Start of Supplied records
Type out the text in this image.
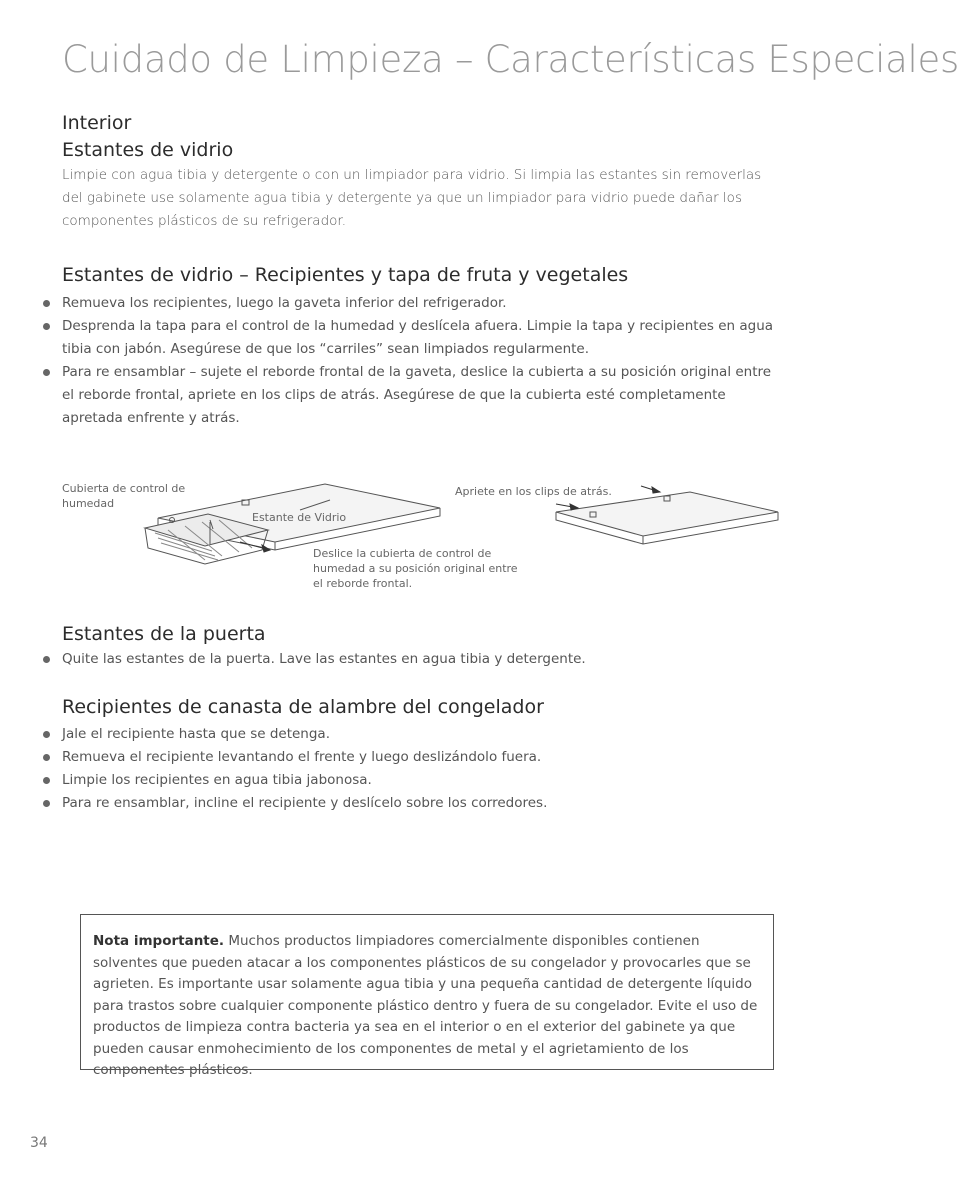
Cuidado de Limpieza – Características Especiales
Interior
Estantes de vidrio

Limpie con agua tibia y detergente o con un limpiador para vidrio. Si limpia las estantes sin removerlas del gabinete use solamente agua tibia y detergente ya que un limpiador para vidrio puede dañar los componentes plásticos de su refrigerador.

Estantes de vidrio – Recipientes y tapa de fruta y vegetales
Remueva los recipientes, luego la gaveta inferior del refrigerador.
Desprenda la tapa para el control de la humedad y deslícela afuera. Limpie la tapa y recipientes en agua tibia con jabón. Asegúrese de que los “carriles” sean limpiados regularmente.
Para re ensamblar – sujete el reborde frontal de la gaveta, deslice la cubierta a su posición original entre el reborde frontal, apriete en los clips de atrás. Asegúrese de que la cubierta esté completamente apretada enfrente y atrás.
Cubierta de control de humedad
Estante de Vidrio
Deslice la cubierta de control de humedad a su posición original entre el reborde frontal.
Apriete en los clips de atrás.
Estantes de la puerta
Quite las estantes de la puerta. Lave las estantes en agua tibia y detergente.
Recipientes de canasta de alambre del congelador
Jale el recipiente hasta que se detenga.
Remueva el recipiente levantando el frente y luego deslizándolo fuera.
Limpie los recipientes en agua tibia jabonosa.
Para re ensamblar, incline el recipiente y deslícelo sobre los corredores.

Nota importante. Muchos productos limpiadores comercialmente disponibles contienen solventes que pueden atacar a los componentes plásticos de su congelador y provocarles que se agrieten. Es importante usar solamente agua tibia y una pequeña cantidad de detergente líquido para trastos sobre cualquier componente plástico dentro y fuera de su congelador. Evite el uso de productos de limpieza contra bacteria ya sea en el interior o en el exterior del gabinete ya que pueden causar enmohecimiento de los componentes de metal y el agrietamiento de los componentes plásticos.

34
End of Supplied records
* [What the task requires] For each line of the material that includes the word "frontal", make a copy.

* [Result of the exercise]
Para re ensamblar – sujete el reborde frontal de la gaveta, deslice la cubierta a su posición original entre el reborde frontal, apriete en los clips de atrás. Asegúrese de que la cubierta esté completamente apretada enfrente y atrás.
Deslice la cubierta de control de humedad a su posición original entre el reborde frontal.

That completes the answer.